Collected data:

= = = = =

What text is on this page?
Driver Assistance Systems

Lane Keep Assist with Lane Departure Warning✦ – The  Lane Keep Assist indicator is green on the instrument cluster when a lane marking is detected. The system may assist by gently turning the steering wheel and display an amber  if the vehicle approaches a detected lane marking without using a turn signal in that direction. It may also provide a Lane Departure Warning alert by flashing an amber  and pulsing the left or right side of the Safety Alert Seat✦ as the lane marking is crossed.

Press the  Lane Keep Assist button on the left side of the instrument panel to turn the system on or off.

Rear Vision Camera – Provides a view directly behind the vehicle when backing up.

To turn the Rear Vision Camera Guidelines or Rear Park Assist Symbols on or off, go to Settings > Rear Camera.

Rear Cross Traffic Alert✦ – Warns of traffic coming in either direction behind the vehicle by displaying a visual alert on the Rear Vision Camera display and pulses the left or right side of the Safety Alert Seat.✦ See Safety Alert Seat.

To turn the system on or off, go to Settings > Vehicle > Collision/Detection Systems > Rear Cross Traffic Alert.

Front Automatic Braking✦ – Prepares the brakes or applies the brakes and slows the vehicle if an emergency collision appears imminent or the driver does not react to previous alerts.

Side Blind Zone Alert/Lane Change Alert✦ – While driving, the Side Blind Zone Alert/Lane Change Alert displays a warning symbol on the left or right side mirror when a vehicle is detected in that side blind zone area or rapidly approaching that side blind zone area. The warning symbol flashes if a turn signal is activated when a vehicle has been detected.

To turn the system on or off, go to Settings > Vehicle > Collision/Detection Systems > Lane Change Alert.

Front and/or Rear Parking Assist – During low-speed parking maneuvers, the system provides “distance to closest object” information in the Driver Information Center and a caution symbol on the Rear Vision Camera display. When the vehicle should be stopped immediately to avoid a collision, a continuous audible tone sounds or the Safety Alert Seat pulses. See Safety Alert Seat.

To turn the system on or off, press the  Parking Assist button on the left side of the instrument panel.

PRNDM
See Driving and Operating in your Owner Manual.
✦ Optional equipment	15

= = = = =

**Goal of the exercise:** Pull out each line holding the string "signal".

**Solution:**
Lane Keep Assist with Lane Departure Warning✦ – The  Lane Keep Assist indicator is green on the instrument cluster when a lane marking is detected. The system may assist by gently turning the steering wheel and display an amber  if the vehicle approaches a detected lane marking without using a turn signal in that direction. It may also provide a Lane Departure Warning alert by flashing an amber  and pulsing the left or right side of the Safety Alert Seat✦ as the lane marking is crossed.
Side Blind Zone Alert/Lane Change Alert✦ – While driving, the Side Blind Zone Alert/Lane Change Alert displays a warning symbol on the left or right side mirror when a vehicle is detected in that side blind zone area or rapidly approaching that side blind zone area. The warning symbol flashes if a turn signal is activated when a vehicle has been detected.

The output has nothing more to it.